■ Stated task ■
Look through the data for the string "role". Copy every line where it is found.

■ Records for this exercise ■
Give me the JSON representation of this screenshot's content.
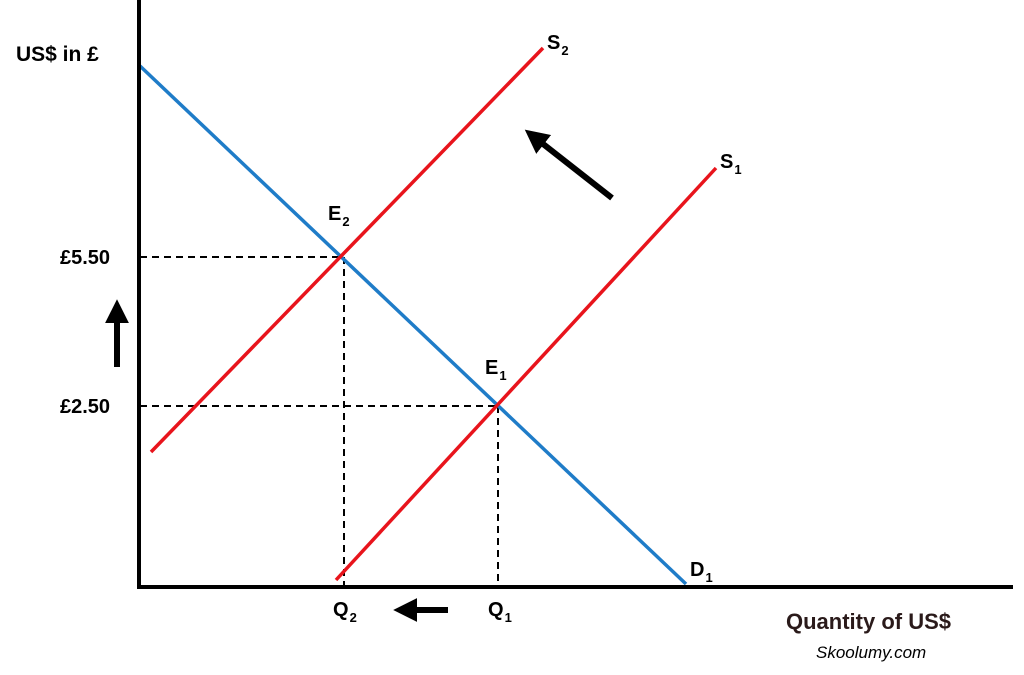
{
  "colors": {
    "supply": "#e8141c",
    "demand": "#1f7cc8",
    "axis": "#000000",
    "guide": "#000000"
  },
  "axes": {
    "y_label": "US$ in £",
    "x_label": "Quantity of US$"
  },
  "price_ticks": [
    {
      "label": "£5.50",
      "value": 5.5
    },
    {
      "label": "£2.50",
      "value": 2.5
    }
  ],
  "quantity_ticks": [
    {
      "main": "Q",
      "sub": "2"
    },
    {
      "main": "Q",
      "sub": "1"
    }
  ],
  "curves": {
    "s1": {
      "main": "S",
      "sub": "1"
    },
    "s2": {
      "main": "S",
      "sub": "2"
    },
    "d1": {
      "main": "D",
      "sub": "1"
    }
  },
  "equilibria": {
    "e1": {
      "main": "E",
      "sub": "1"
    },
    "e2": {
      "main": "E",
      "sub": "2"
    }
  },
  "arrows": {
    "supply_shift": "arrow-up-left-icon",
    "price_rise": "arrow-up-icon",
    "quantity_fall": "arrow-left-icon"
  },
  "credit": "Skoolumy.com"
}
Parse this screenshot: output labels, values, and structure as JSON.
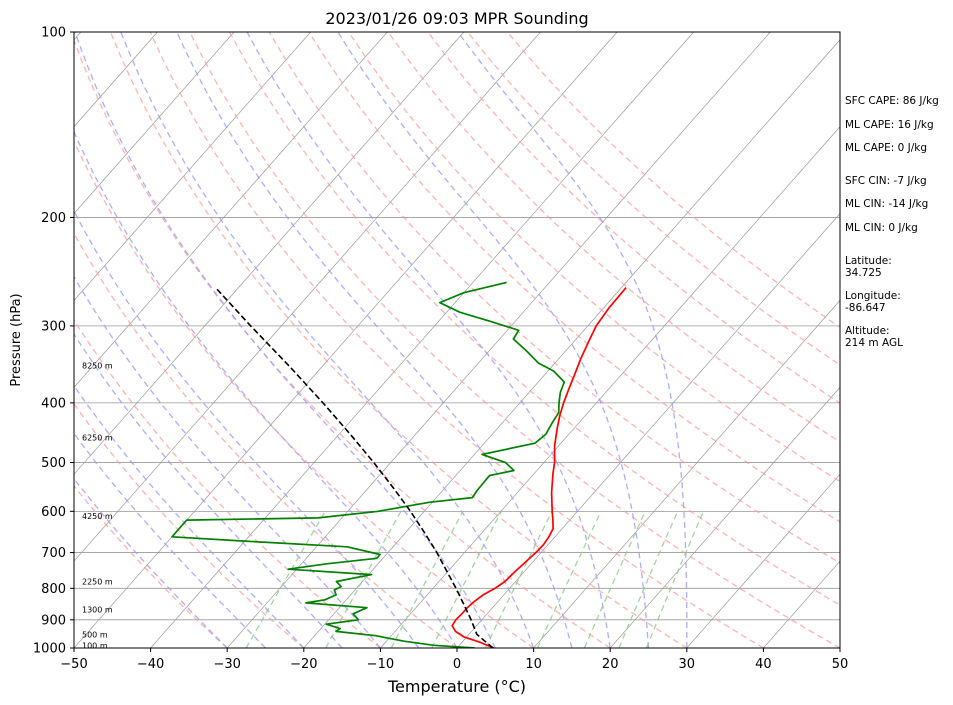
{
  "chart_data": {
    "type": "line",
    "title": "2023/01/26 09:03 MPR Sounding",
    "xlabel": "Temperature (°C)",
    "ylabel": "Pressure (hPa)",
    "xlim": [
      -50,
      50
    ],
    "ylim": [
      1000,
      100
    ],
    "y_scale": "log",
    "x_ticks": [
      -50,
      -40,
      -30,
      -20,
      -10,
      0,
      10,
      20,
      30,
      40,
      50
    ],
    "y_ticks": [
      100,
      200,
      300,
      400,
      500,
      600,
      700,
      800,
      900,
      1000
    ],
    "grid": true,
    "series": [
      {
        "role": "temperature",
        "color": "#ff0000",
        "points": [
          [
            1000,
            4.8
          ],
          [
            980,
            2.5
          ],
          [
            960,
            -0.3
          ],
          [
            940,
            -2.1
          ],
          [
            920,
            -3.2
          ],
          [
            900,
            -3.4
          ],
          [
            880,
            -3.3
          ],
          [
            860,
            -3.3
          ],
          [
            840,
            -3.1
          ],
          [
            820,
            -2.7
          ],
          [
            800,
            -1.9
          ],
          [
            780,
            -1.4
          ],
          [
            750,
            -1.2
          ],
          [
            720,
            -0.9
          ],
          [
            700,
            -0.7
          ],
          [
            680,
            -0.6
          ],
          [
            660,
            -0.8
          ],
          [
            640,
            -1.2
          ],
          [
            620,
            -2.2
          ],
          [
            600,
            -3.3
          ],
          [
            560,
            -5.5
          ],
          [
            520,
            -7.6
          ],
          [
            500,
            -8.6
          ],
          [
            470,
            -10.5
          ],
          [
            440,
            -12.2
          ],
          [
            420,
            -13.3
          ],
          [
            400,
            -14.3
          ],
          [
            380,
            -15.2
          ],
          [
            360,
            -16.1
          ],
          [
            340,
            -17.1
          ],
          [
            320,
            -18.0
          ],
          [
            300,
            -18.9
          ],
          [
            280,
            -19.3
          ],
          [
            260,
            -19.4
          ]
        ]
      },
      {
        "role": "dewpoint",
        "color": "#008000",
        "points": [
          [
            1000,
            2.3
          ],
          [
            990,
            -3.3
          ],
          [
            975,
            -7.7
          ],
          [
            955,
            -12.0
          ],
          [
            940,
            -17.7
          ],
          [
            930,
            -17.5
          ],
          [
            915,
            -19.8
          ],
          [
            900,
            -16.1
          ],
          [
            880,
            -17.5
          ],
          [
            860,
            -16.4
          ],
          [
            845,
            -24.9
          ],
          [
            835,
            -22.8
          ],
          [
            820,
            -21.9
          ],
          [
            805,
            -22.7
          ],
          [
            795,
            -22.2
          ],
          [
            780,
            -23.4
          ],
          [
            760,
            -19.6
          ],
          [
            745,
            -31.1
          ],
          [
            730,
            -26.7
          ],
          [
            715,
            -20.8
          ],
          [
            705,
            -20.8
          ],
          [
            685,
            -26.0
          ],
          [
            670,
            -40.6
          ],
          [
            660,
            -50.0
          ],
          [
            620,
            -50.0
          ],
          [
            615,
            -33.1
          ],
          [
            600,
            -26.0
          ],
          [
            580,
            -20.4
          ],
          [
            570,
            -15.3
          ],
          [
            555,
            -15.5
          ],
          [
            525,
            -15.6
          ],
          [
            515,
            -13.0
          ],
          [
            500,
            -15.0
          ],
          [
            485,
            -19.0
          ],
          [
            465,
            -13.4
          ],
          [
            450,
            -13.0
          ],
          [
            430,
            -13.5
          ],
          [
            415,
            -13.8
          ],
          [
            400,
            -14.9
          ],
          [
            385,
            -15.9
          ],
          [
            370,
            -16.6
          ],
          [
            355,
            -19.3
          ],
          [
            345,
            -22.1
          ],
          [
            330,
            -25.0
          ],
          [
            315,
            -28.2
          ],
          [
            305,
            -28.5
          ],
          [
            295,
            -33.2
          ],
          [
            285,
            -38.3
          ],
          [
            275,
            -42.0
          ],
          [
            265,
            -40.0
          ],
          [
            255,
            -35.6
          ]
        ]
      },
      {
        "role": "parcel",
        "color": "#000000",
        "style": "dashed",
        "points": [
          [
            1000,
            4.7
          ],
          [
            950,
            1.0
          ],
          [
            900,
            -1.4
          ],
          [
            850,
            -4.1
          ],
          [
            800,
            -7.0
          ],
          [
            750,
            -10.2
          ],
          [
            700,
            -13.6
          ],
          [
            650,
            -17.5
          ],
          [
            600,
            -21.8
          ],
          [
            550,
            -26.7
          ],
          [
            500,
            -32.2
          ],
          [
            450,
            -38.5
          ],
          [
            400,
            -45.7
          ],
          [
            350,
            -54.1
          ],
          [
            300,
            -64.0
          ],
          [
            260,
            -73.0
          ]
        ]
      }
    ],
    "dry_adiabats_C": [
      -30,
      -20,
      -10,
      0,
      10,
      20,
      30,
      40,
      50,
      60,
      70,
      80,
      90,
      100,
      110,
      120,
      130
    ],
    "moist_adiabats_C": [
      -30,
      -25,
      -20,
      -15,
      -10,
      -5,
      0,
      5,
      10,
      15,
      20,
      25,
      30
    ],
    "mixing_ratios_gkg": [
      0.4,
      1,
      2,
      3,
      5,
      8,
      12,
      16,
      20
    ],
    "height_labels": [
      {
        "p": 990,
        "text": "100 m"
      },
      {
        "p": 950,
        "text": "500 m"
      },
      {
        "p": 866,
        "text": "1300 m"
      },
      {
        "p": 780,
        "text": "2250 m"
      },
      {
        "p": 610,
        "text": "4250 m"
      },
      {
        "p": 455,
        "text": "6250 m"
      },
      {
        "p": 348,
        "text": "8250 m"
      }
    ],
    "annotations": [
      "SFC CAPE: 86 J/kg",
      "ML CAPE: 16 J/kg",
      "ML CAPE: 0 J/kg",
      "SFC CIN: -7 J/kg",
      "ML CIN: -14 J/kg",
      "ML CIN: 0 J/kg",
      "Latitude:\n34.725",
      "Longitude:\n-86.647",
      "Altitude:\n214 m AGL"
    ]
  },
  "colors": {
    "temperature": "#ff0000",
    "dewpoint": "#008000",
    "parcel": "#000000",
    "dry_adiabat": "#ff9999",
    "moist_adiabat": "#9999ff",
    "mixing_ratio": "#88cc88",
    "isotherm": "#999999",
    "isobar": "#999999"
  }
}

■ Final answer ■
        "role": "temperature",
        "role": "dewpoint",
        "role": "parcel",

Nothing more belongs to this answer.